▶ **GIVEN DATA**

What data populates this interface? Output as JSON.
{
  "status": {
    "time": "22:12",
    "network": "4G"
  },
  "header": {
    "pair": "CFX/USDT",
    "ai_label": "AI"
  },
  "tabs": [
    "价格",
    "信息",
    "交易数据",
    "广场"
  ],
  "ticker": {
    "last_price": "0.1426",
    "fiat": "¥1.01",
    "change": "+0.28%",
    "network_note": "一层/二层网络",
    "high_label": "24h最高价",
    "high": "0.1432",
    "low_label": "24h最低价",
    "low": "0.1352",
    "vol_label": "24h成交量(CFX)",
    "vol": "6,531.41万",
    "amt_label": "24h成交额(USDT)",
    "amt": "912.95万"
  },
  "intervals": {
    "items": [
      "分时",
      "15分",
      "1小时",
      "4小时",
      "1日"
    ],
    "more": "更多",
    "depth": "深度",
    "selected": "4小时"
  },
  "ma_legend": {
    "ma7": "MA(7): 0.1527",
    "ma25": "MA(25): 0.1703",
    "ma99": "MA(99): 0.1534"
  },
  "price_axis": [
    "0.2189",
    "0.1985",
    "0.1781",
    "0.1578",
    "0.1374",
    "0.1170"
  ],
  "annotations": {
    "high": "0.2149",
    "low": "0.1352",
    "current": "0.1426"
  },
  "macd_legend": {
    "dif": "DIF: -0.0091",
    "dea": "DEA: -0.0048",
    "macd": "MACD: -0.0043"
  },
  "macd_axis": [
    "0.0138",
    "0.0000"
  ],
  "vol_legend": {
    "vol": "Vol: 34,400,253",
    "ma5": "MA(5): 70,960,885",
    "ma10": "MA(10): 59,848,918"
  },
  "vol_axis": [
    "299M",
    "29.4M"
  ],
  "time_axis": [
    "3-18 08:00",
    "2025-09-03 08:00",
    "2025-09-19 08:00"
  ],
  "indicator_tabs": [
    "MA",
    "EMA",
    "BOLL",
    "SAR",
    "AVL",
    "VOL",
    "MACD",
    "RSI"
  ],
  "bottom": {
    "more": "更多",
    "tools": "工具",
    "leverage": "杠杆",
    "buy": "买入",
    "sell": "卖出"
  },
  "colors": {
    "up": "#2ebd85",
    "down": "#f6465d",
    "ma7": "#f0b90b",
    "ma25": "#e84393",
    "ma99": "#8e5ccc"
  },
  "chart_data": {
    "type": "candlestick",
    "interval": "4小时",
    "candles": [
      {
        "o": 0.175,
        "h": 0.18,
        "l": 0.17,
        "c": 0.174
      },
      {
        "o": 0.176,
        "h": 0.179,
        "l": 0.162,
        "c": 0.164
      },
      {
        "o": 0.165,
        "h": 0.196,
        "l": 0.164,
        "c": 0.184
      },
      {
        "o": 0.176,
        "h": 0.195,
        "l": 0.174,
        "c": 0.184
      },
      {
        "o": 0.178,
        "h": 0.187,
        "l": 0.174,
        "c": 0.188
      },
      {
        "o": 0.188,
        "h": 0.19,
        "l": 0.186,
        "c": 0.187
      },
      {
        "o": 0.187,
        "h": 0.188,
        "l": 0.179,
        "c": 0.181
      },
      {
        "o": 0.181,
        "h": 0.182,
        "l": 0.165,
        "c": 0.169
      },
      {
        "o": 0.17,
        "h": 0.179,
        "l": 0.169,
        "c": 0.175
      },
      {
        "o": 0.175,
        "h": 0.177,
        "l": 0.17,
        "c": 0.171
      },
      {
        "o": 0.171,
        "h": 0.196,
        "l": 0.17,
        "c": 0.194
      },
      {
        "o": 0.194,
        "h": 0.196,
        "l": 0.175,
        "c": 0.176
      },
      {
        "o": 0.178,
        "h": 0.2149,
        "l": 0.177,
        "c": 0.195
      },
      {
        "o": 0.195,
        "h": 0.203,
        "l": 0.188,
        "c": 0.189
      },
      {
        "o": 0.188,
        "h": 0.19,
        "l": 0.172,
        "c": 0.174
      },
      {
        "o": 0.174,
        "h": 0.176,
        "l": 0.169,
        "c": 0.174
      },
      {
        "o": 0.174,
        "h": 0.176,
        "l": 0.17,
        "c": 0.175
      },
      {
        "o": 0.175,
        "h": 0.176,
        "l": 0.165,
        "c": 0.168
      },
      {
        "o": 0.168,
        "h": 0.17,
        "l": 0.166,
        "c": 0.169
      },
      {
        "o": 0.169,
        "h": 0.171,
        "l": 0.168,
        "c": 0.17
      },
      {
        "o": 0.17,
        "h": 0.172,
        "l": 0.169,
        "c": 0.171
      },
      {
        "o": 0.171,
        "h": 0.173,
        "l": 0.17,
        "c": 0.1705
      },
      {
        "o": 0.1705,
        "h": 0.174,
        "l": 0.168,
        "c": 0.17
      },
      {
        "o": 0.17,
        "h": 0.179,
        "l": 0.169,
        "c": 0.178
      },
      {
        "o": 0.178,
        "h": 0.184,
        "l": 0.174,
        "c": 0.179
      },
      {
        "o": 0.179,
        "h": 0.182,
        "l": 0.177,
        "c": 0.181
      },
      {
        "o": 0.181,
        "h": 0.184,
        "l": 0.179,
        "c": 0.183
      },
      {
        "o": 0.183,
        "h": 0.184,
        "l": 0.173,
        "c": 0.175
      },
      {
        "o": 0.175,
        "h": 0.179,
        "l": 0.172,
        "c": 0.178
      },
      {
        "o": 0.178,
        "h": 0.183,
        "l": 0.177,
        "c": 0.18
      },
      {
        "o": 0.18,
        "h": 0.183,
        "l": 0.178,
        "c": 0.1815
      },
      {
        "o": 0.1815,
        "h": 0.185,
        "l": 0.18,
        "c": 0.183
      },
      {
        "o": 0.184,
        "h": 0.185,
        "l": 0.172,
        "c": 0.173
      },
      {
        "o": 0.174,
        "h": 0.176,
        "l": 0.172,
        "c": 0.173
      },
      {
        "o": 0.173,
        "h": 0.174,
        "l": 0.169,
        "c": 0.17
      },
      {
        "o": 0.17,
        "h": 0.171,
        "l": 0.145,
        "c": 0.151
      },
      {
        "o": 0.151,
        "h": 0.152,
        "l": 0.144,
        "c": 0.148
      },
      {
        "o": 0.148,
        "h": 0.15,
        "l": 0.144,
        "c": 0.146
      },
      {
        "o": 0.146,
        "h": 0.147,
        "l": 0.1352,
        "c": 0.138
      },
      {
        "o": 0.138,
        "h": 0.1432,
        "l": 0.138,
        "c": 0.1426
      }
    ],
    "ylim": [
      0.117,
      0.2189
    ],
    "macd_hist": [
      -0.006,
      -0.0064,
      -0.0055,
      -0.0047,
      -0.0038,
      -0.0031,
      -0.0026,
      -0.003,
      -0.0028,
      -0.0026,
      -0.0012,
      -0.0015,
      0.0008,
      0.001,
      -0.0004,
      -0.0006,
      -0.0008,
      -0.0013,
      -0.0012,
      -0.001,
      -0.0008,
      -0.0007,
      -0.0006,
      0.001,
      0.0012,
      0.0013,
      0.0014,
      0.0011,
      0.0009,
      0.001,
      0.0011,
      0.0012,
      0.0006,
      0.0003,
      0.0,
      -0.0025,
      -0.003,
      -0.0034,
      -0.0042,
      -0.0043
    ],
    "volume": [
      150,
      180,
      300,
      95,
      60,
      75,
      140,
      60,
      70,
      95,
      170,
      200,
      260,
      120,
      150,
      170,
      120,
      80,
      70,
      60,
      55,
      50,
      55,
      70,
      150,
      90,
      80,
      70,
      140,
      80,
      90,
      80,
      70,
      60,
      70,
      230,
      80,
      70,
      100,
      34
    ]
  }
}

▶ **EXERCISE**
Give the listing above again, word for word.

▶ **WRITTEN ANSWER**
What data populates this interface? Output as JSON.
{
  "status": {
    "time": "22:12",
    "network": "4G"
  },
  "header": {
    "pair": "CFX/USDT",
    "ai_label": "AI"
  },
  "tabs": [
    "价格",
    "信息",
    "交易数据",
    "广场"
  ],
  "ticker": {
    "last_price": "0.1426",
    "fiat": "¥1.01",
    "change": "+0.28%",
    "network_note": "一层/二层网络",
    "high_label": "24h最高价",
    "high": "0.1432",
    "low_label": "24h最低价",
    "low": "0.1352",
    "vol_label": "24h成交量(CFX)",
    "vol": "6,531.41万",
    "amt_label": "24h成交额(USDT)",
    "amt": "912.95万"
  },
  "intervals": {
    "items": [
      "分时",
      "15分",
      "1小时",
      "4小时",
      "1日"
    ],
    "more": "更多",
    "depth": "深度",
    "selected": "4小时"
  },
  "ma_legend": {
    "ma7": "MA(7): 0.1527",
    "ma25": "MA(25): 0.1703",
    "ma99": "MA(99): 0.1534"
  },
  "price_axis": [
    "0.2189",
    "0.1985",
    "0.1781",
    "0.1578",
    "0.1374",
    "0.1170"
  ],
  "annotations": {
    "high": "0.2149",
    "low": "0.1352",
    "current": "0.1426"
  },
  "macd_legend": {
    "dif": "DIF: -0.0091",
    "dea": "DEA: -0.0048",
    "macd": "MACD: -0.0043"
  },
  "macd_axis": [
    "0.0138",
    "0.0000"
  ],
  "vol_legend": {
    "vol": "Vol: 34,400,253",
    "ma5": "MA(5): 70,960,885",
    "ma10": "MA(10): 59,848,918"
  },
  "vol_axis": [
    "299M",
    "29.4M"
  ],
  "time_axis": [
    "3-18 08:00",
    "2025-09-03 08:00",
    "2025-09-19 08:00"
  ],
  "indicator_tabs": [
    "MA",
    "EMA",
    "BOLL",
    "SAR",
    "AVL",
    "VOL",
    "MACD",
    "RSI"
  ],
  "bottom": {
    "more": "更多",
    "tools": "工具",
    "leverage": "杠杆",
    "buy": "买入",
    "sell": "卖出"
  },
  "colors": {
    "up": "#2ebd85",
    "down": "#f6465d",
    "ma7": "#f0b90b",
    "ma25": "#e84393",
    "ma99": "#8e5ccc"
  },
  "chart_data": {
    "type": "candlestick",
    "interval": "4小时",
    "candles": [
      {
        "o": 0.175,
        "h": 0.18,
        "l": 0.17,
        "c": 0.174
      },
      {
        "o": 0.176,
        "h": 0.179,
        "l": 0.162,
        "c": 0.164
      },
      {
        "o": 0.165,
        "h": 0.196,
        "l": 0.164,
        "c": 0.184
      },
      {
        "o": 0.176,
        "h": 0.195,
        "l": 0.174,
        "c": 0.184
      },
      {
        "o": 0.178,
        "h": 0.187,
        "l": 0.174,
        "c": 0.188
      },
      {
        "o": 0.188,
        "h": 0.19,
        "l": 0.186,
        "c": 0.187
      },
      {
        "o": 0.187,
        "h": 0.188,
        "l": 0.179,
        "c": 0.181
      },
      {
        "o": 0.181,
        "h": 0.182,
        "l": 0.165,
        "c": 0.169
      },
      {
        "o": 0.17,
        "h": 0.179,
        "l": 0.169,
        "c": 0.175
      },
      {
        "o": 0.175,
        "h": 0.177,
        "l": 0.17,
        "c": 0.171
      },
      {
        "o": 0.171,
        "h": 0.196,
        "l": 0.17,
        "c": 0.194
      },
      {
        "o": 0.194,
        "h": 0.196,
        "l": 0.175,
        "c": 0.176
      },
      {
        "o": 0.178,
        "h": 0.2149,
        "l": 0.177,
        "c": 0.195
      },
      {
        "o": 0.195,
        "h": 0.203,
        "l": 0.188,
        "c": 0.189
      },
      {
        "o": 0.188,
        "h": 0.19,
        "l": 0.172,
        "c": 0.174
      },
      {
        "o": 0.174,
        "h": 0.176,
        "l": 0.169,
        "c": 0.174
      },
      {
        "o": 0.174,
        "h": 0.176,
        "l": 0.17,
        "c": 0.175
      },
      {
        "o": 0.175,
        "h": 0.176,
        "l": 0.165,
        "c": 0.168
      },
      {
        "o": 0.168,
        "h": 0.17,
        "l": 0.166,
        "c": 0.169
      },
      {
        "o": 0.169,
        "h": 0.171,
        "l": 0.168,
        "c": 0.17
      },
      {
        "o": 0.17,
        "h": 0.172,
        "l": 0.169,
        "c": 0.171
      },
      {
        "o": 0.171,
        "h": 0.173,
        "l": 0.17,
        "c": 0.1705
      },
      {
        "o": 0.1705,
        "h": 0.174,
        "l": 0.168,
        "c": 0.17
      },
      {
        "o": 0.17,
        "h": 0.179,
        "l": 0.169,
        "c": 0.178
      },
      {
        "o": 0.178,
        "h": 0.184,
        "l": 0.174,
        "c": 0.179
      },
      {
        "o": 0.179,
        "h": 0.182,
        "l": 0.177,
        "c": 0.181
      },
      {
        "o": 0.181,
        "h": 0.184,
        "l": 0.179,
        "c": 0.183
      },
      {
        "o": 0.183,
        "h": 0.184,
        "l": 0.173,
        "c": 0.175
      },
      {
        "o": 0.175,
        "h": 0.179,
        "l": 0.172,
        "c": 0.178
      },
      {
        "o": 0.178,
        "h": 0.183,
        "l": 0.177,
        "c": 0.18
      },
      {
        "o": 0.18,
        "h": 0.183,
        "l": 0.178,
        "c": 0.1815
      },
      {
        "o": 0.1815,
        "h": 0.185,
        "l": 0.18,
        "c": 0.183
      },
      {
        "o": 0.184,
        "h": 0.185,
        "l": 0.172,
        "c": 0.173
      },
      {
        "o": 0.174,
        "h": 0.176,
        "l": 0.172,
        "c": 0.173
      },
      {
        "o": 0.173,
        "h": 0.174,
        "l": 0.169,
        "c": 0.17
      },
      {
        "o": 0.17,
        "h": 0.171,
        "l": 0.145,
        "c": 0.151
      },
      {
        "o": 0.151,
        "h": 0.152,
        "l": 0.144,
        "c": 0.148
      },
      {
        "o": 0.148,
        "h": 0.15,
        "l": 0.144,
        "c": 0.146
      },
      {
        "o": 0.146,
        "h": 0.147,
        "l": 0.1352,
        "c": 0.138
      },
      {
        "o": 0.138,
        "h": 0.1432,
        "l": 0.138,
        "c": 0.1426
      }
    ],
    "ylim": [
      0.117,
      0.2189
    ],
    "macd_hist": [
      -0.006,
      -0.0064,
      -0.0055,
      -0.0047,
      -0.0038,
      -0.0031,
      -0.0026,
      -0.003,
      -0.0028,
      -0.0026,
      -0.0012,
      -0.0015,
      0.0008,
      0.001,
      -0.0004,
      -0.0006,
      -0.0008,
      -0.0013,
      -0.0012,
      -0.001,
      -0.0008,
      -0.0007,
      -0.0006,
      0.001,
      0.0012,
      0.0013,
      0.0014,
      0.0011,
      0.0009,
      0.001,
      0.0011,
      0.0012,
      0.0006,
      0.0003,
      0.0,
      -0.0025,
      -0.003,
      -0.0034,
      -0.0042,
      -0.0043
    ],
    "volume": [
      150,
      180,
      300,
      95,
      60,
      75,
      140,
      60,
      70,
      95,
      170,
      200,
      260,
      120,
      150,
      170,
      120,
      80,
      70,
      60,
      55,
      50,
      55,
      70,
      150,
      90,
      80,
      70,
      140,
      80,
      90,
      80,
      70,
      60,
      70,
      230,
      80,
      70,
      100,
      34
    ]
  }
}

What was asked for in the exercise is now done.